STATED PROBLEM
List all lines of the data containing the word "风湿痹阻".

DATA LINES

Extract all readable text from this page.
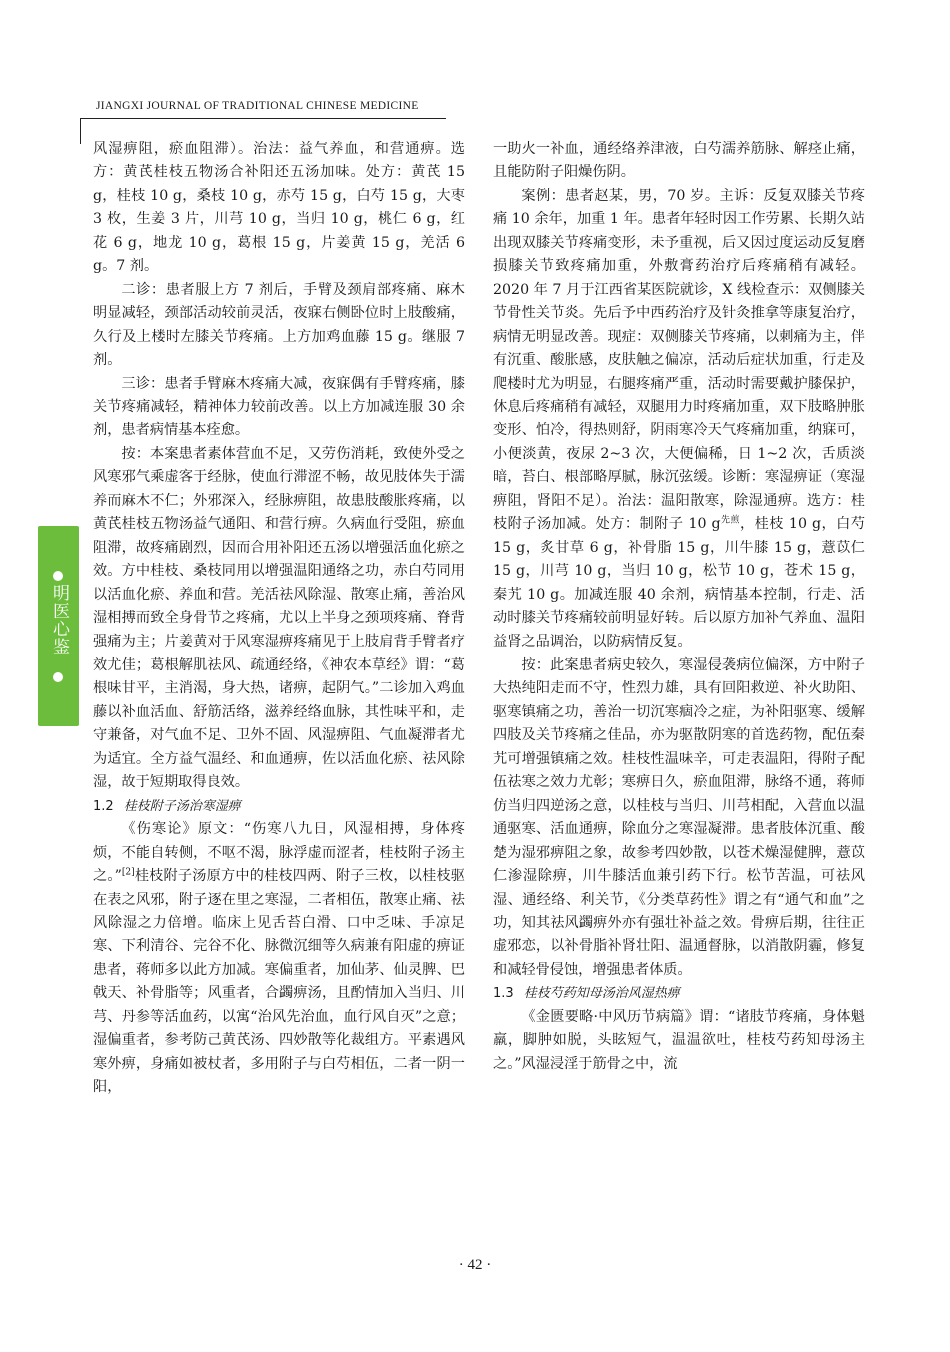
JIANGXI JOURNAL OF TRADITIONAL CHINESE MEDICINE
明医心鉴

风湿痹阻，瘀血阻滞）。治法：益气养血，和营通痹。选方：黄芪桂枝五物汤合补阳还五汤加味。处方：黄芪 15 g，桂枝 10 g，桑枝 10 g，赤芍 15 g，白芍 15 g，大枣 3 枚，生姜 3 片，川芎 10 g，当归 10 g，桃仁 6 g，红花 6 g，地龙 10 g，葛根 15 g，片姜黄 15 g，羌活 6 g。7 剂。

二诊：患者服上方 7 剂后，手臂及颈肩部疼痛、麻木明显减轻，颈部活动较前灵活，夜寐右侧卧位时上肢酸痛，久行及上楼时左膝关节疼痛。上方加鸡血藤 15 g。继服 7 剂。

三诊：患者手臂麻木疼痛大减，夜寐偶有手臂疼痛，膝关节疼痛减轻，精神体力较前改善。以上方加减连服 30 余剂，患者病情基本痊愈。

按：本案患者素体营血不足，又劳伤消耗，致使外受之风寒邪气乘虚客于经脉，使血行滞涩不畅，故见肢体失于濡养而麻木不仁；外邪深入，经脉痹阻，故患肢酸胀疼痛，以黄芪桂枝五物汤益气通阳、和营行痹。久病血行受阻，瘀血阻滞，故疼痛剧烈，因而合用补阳还五汤以增强活血化瘀之效。方中桂枝、桑枝同用以增强温阳通络之功，赤白芍同用以活血化瘀、养血和营。羌活祛风除湿、散寒止痛，善治风湿相搏而致全身骨节之疼痛，尤以上半身之颈项疼痛、脊背强痛为主；片姜黄对于风寒湿痹疼痛见于上肢肩背手臂者疗效尤佳；葛根解肌祛风、疏通经络，《神农本草经》谓：“葛根味甘平，主消渴，身大热，诸痹，起阴气。”二诊加入鸡血藤以补血活血、舒筋活络，滋养经络血脉，其性味平和，走守兼备，对气血不足、卫外不固、风湿痹阻、气血凝滞者尤为适宜。全方益气温经、和血通痹，佐以活血化瘀、祛风除湿，故于短期取得良效。

1.2 桂枝附子汤治寒湿痹

《伤寒论》原文：“伤寒八九日，风湿相搏，身体疼烦，不能自转侧，不呕不渴，脉浮虚而涩者，桂枝附子汤主之。”[2]桂枝附子汤原方中的桂枝四两、附子三枚，以桂枝驱在表之风邪，附子逐在里之寒湿，二者相伍，散寒止痛、祛风除湿之力倍增。临床上见舌苔白滑、口中乏味、手凉足寒、下利清谷、完谷不化、脉微沉细等久病兼有阳虚的痹证患者，蒋师多以此方加减。寒偏重者，加仙茅、仙灵脾、巴戟天、补骨脂等；风重者，合蠲痹汤，且酌情加入当归、川芎、丹参等活血药，以寓“治风先治血，血行风自灭”之意；湿偏重者，参考防己黄芪汤、四妙散等化裁组方。平素遇风寒外痹，身痛如被杖者，多用附子与白芍相伍，二者一阴一阳，

一助火一补血，通经络养津液，白芍濡养筋脉、解痉止痛，且能防附子阳燥伤阴。

案例：患者赵某，男，70 岁。主诉：反复双膝关节疼痛 10 余年，加重 1 年。患者年轻时因工作劳累、长期久站出现双膝关节疼痛变形，未予重视，后又因过度运动反复磨损膝关节致疼痛加重，外敷膏药治疗后疼痛稍有减轻。2020 年 7 月于江西省某医院就诊，X 线检查示：双侧膝关节骨性关节炎。先后予中西药治疗及针灸推拿等康复治疗，病情无明显改善。现症：双侧膝关节疼痛，以刺痛为主，伴有沉重、酸胀感，皮肤触之偏凉，活动后症状加重，行走及爬楼时尤为明显，右腿疼痛严重，活动时需要戴护膝保护，休息后疼痛稍有减轻，双腿用力时疼痛加重，双下肢略肿胀变形、怕冷，得热则舒，阴雨寒冷天气疼痛加重，纳寐可，小便淡黄，夜尿 2~3 次，大便偏稀，日 1~2 次，舌质淡暗，苔白、根部略厚腻，脉沉弦缓。诊断：寒湿痹证（寒湿痹阻，肾阳不足）。治法：温阳散寒，除湿通痹。选方：桂枝附子汤加减。处方：制附子 10 g$^{先煎}$，桂枝 10 g，白芍 15 g，炙甘草 6 g，补骨脂 15 g，川牛膝 15 g，薏苡仁 15 g，川芎 10 g，当归 10 g，松节 10 g，苍术 15 g，秦艽 10 g。加减连服 40 余剂，病情基本控制，行走、活动时膝关节疼痛较前明显好转。后以原方加补气养血、温阳益肾之品调治，以防病情反复。

按：此案患者病史较久，寒湿侵袭病位偏深，方中附子大热纯阳走而不守，性烈力雄，具有回阳救逆、补火助阳、驱寒镇痛之功，善治一切沉寒痼冷之症，为补阳驱寒、缓解四肢及关节疼痛之佳品，亦为驱散阴寒的首选药物，配伍秦艽可增强镇痛之效。桂枝性温味辛，可走表温阳，得附子配伍祛寒之效力尤彰；寒痹日久，瘀血阻滞，脉络不通，蒋师仿当归四逆汤之意，以桂枝与当归、川芎相配，入营血以温通驱寒、活血通痹，除血分之寒湿凝滞。患者肢体沉重、酸楚为湿邪痹阻之象，故参考四妙散，以苍术燥湿健脾，薏苡仁渗湿除痹，川牛膝活血兼引药下行。松节苦温，可祛风湿、通经络、利关节，《分类草药性》谓之有“通气和血”之功，知其祛风蠲痹外亦有强壮补益之效。骨痹后期，往往正虚邪恋，以补骨脂补肾壮阳、温通督脉，以消散阴霾，修复和减轻骨侵蚀，增强患者体质。

1.3 桂枝芍药知母汤治风湿热痹

《金匮要略·中风历节病篇》谓：“诸肢节疼痛，身体魁羸，脚肿如脱，头眩短气，温温欲吐，桂枝芍药知母汤主之。”风湿浸淫于筋骨之中，流

· 42 ·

TASK ANSWER
风湿痹阻，瘀血阻滞）。治法：益气养血，和营通痹。选方：黄芪桂枝五物汤合补阳还五汤加味。处方：黄芪 15 g，桂枝 10 g，桑枝 10 g，赤芍 15 g，白芍 15 g，大枣 3 枚，生姜 3 片，川芎 10 g，当归 10 g，桃仁 6 g，红花 6 g，地龙 10 g，葛根 15 g，片姜黄 15 g，羌活 6 g。7 剂。
按：本案患者素体营血不足，又劳伤消耗，致使外受之风寒邪气乘虚客于经脉，使血行滞涩不畅，故见肢体失于濡养而麻木不仁；外邪深入，经脉痹阻，故患肢酸胀疼痛，以黄芪桂枝五物汤益气通阳、和营行痹。久病血行受阻，瘀血阻滞，故疼痛剧烈，因而合用补阳还五汤以增强活血化瘀之效。方中桂枝、桑枝同用以增强温阳通络之功，赤白芍同用以活血化瘀、养血和营。羌活祛风除湿、散寒止痛，善治风湿相搏而致全身骨节之疼痛，尤以上半身之颈项疼痛、脊背强痛为主；片姜黄对于风寒湿痹疼痛见于上肢肩背手臂者疗效尤佳；葛根解肌祛风、疏通经络，《神农本草经》谓：“葛根味甘平，主消渴，身大热，诸痹，起阴气。”二诊加入鸡血藤以补血活血、舒筋活络，滋养经络血脉，其性味平和，走守兼备，对气血不足、卫外不固、风湿痹阻、气血凝滞者尤为适宜。全方益气温经、和血通痹，佐以活血化瘀、祛风除湿，故于短期取得良效。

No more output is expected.